THE REQUEST :: Locate each line in the records containing "page". Copy it.

— Start of DATA EXCERPTS —

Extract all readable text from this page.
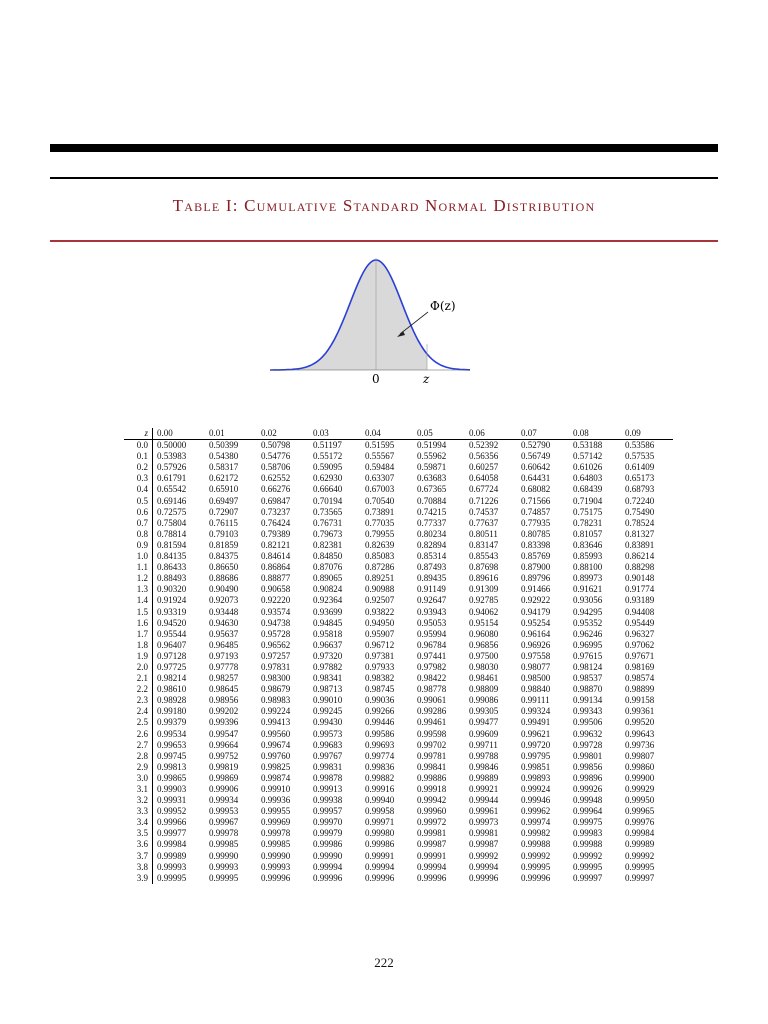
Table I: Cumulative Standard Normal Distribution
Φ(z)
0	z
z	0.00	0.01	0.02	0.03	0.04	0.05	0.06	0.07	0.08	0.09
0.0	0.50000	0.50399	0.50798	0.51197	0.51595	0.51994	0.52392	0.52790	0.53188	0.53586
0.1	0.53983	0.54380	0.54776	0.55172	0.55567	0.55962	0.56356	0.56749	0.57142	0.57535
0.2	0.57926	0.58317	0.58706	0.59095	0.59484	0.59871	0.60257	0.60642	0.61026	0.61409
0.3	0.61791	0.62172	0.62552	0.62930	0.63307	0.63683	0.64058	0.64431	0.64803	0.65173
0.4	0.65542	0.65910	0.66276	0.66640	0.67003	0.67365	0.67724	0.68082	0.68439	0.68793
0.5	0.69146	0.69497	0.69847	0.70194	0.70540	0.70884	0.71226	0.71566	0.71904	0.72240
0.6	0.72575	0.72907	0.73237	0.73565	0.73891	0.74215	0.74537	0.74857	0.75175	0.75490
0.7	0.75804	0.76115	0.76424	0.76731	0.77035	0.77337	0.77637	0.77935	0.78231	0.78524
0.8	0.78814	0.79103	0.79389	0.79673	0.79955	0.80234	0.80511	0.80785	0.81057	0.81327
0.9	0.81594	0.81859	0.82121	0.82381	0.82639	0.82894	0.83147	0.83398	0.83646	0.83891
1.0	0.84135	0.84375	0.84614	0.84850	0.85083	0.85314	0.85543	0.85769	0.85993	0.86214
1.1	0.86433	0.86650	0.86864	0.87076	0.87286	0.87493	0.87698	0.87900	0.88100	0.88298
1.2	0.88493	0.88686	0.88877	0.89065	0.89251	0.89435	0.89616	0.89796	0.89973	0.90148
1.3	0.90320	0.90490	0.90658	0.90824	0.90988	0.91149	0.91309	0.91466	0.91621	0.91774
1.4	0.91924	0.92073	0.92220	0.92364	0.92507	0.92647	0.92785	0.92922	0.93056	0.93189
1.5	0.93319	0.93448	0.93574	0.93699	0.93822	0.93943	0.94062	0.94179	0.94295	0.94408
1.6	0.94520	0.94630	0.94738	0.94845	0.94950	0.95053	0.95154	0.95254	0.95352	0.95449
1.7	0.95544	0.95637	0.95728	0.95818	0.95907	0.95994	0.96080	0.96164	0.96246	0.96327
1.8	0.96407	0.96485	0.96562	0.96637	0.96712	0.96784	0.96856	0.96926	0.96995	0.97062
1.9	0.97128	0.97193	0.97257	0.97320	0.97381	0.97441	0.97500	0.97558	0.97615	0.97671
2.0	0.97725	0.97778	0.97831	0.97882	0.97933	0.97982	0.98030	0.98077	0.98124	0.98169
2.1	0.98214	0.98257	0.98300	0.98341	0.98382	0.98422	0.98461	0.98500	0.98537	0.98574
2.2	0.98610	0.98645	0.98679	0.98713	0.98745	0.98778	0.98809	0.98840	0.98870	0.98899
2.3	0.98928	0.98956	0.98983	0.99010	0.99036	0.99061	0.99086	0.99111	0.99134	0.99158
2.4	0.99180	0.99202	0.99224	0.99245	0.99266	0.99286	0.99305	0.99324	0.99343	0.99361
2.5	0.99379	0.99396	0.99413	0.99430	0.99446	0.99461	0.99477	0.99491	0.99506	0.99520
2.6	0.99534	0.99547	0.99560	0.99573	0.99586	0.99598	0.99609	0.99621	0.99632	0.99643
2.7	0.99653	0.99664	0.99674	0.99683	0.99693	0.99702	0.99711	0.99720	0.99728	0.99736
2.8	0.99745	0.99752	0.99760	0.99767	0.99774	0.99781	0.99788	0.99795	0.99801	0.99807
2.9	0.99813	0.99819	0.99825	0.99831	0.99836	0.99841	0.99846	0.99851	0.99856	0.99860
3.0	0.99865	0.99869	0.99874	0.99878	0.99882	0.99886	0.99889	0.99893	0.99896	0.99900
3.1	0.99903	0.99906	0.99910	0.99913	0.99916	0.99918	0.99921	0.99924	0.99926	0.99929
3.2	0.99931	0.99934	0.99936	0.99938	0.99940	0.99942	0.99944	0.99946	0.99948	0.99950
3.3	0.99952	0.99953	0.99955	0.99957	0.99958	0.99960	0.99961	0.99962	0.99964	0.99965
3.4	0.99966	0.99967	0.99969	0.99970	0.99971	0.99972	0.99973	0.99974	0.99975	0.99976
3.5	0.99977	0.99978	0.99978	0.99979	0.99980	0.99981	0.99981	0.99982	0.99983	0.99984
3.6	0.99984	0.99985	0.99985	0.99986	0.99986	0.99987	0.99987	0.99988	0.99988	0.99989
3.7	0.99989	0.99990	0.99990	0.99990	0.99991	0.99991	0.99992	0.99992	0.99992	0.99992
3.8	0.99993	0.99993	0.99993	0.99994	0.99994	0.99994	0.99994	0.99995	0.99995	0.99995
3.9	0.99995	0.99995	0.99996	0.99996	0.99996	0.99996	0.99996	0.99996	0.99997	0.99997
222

— End of DATA EXCERPTS —
— Start of DATA EXCERPTS —

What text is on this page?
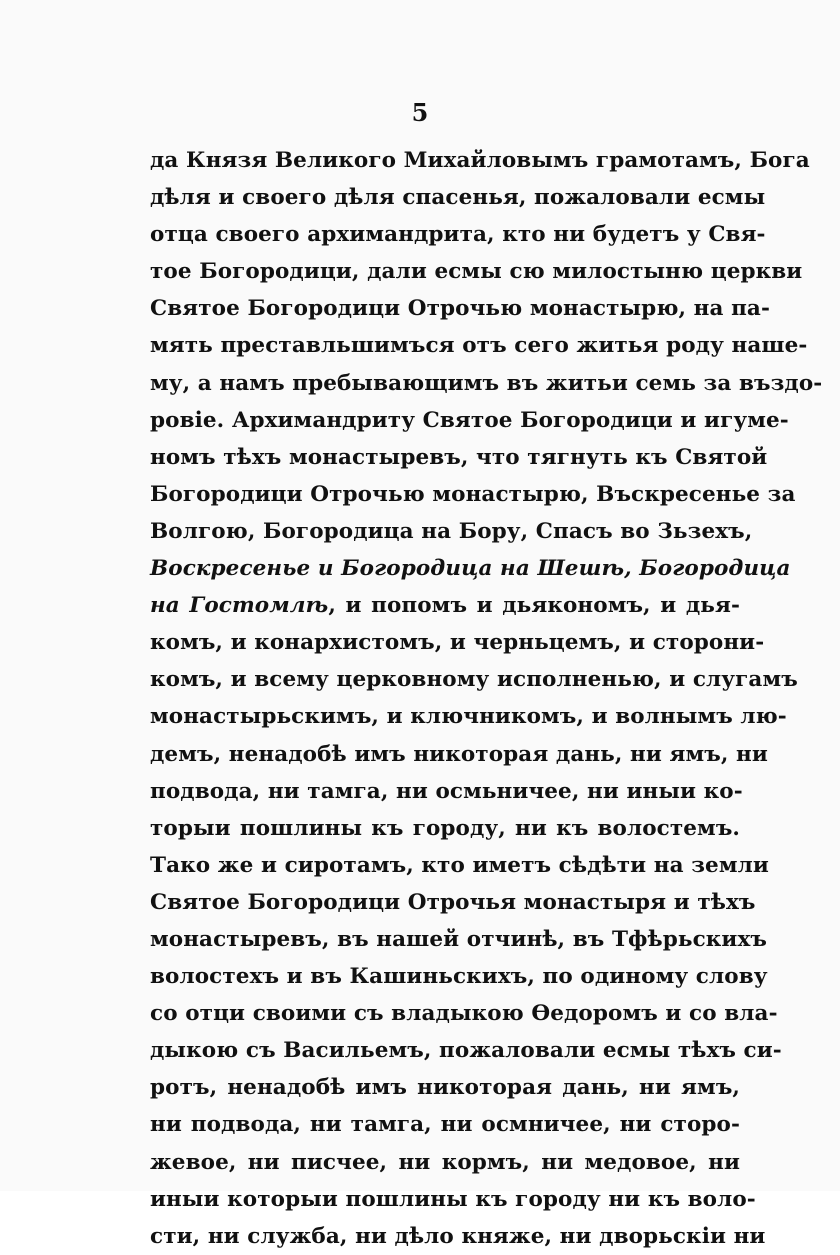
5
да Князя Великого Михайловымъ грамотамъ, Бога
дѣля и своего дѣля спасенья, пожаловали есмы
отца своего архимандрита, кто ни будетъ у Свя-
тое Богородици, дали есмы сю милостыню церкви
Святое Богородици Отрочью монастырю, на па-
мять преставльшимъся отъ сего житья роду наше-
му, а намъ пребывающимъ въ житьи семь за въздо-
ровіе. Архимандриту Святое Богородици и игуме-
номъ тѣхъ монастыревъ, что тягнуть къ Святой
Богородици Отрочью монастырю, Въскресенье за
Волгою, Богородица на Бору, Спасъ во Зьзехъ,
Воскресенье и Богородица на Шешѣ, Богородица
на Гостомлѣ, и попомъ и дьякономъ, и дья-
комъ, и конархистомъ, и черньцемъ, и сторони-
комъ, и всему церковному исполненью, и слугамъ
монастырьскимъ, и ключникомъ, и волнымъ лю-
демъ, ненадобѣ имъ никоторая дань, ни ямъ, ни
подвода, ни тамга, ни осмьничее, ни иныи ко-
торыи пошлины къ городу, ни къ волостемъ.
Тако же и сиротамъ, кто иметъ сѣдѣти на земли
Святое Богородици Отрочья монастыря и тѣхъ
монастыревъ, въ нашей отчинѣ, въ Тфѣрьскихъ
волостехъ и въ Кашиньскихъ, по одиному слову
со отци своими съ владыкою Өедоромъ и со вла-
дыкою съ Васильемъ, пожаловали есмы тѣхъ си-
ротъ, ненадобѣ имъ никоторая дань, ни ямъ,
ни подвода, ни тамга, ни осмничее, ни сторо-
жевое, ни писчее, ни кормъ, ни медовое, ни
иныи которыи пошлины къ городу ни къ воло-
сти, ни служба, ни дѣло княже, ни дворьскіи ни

— End of DATA EXCERPTS —

THE SOLUTION ::
Extract all readable text from this page.
What text is on this page?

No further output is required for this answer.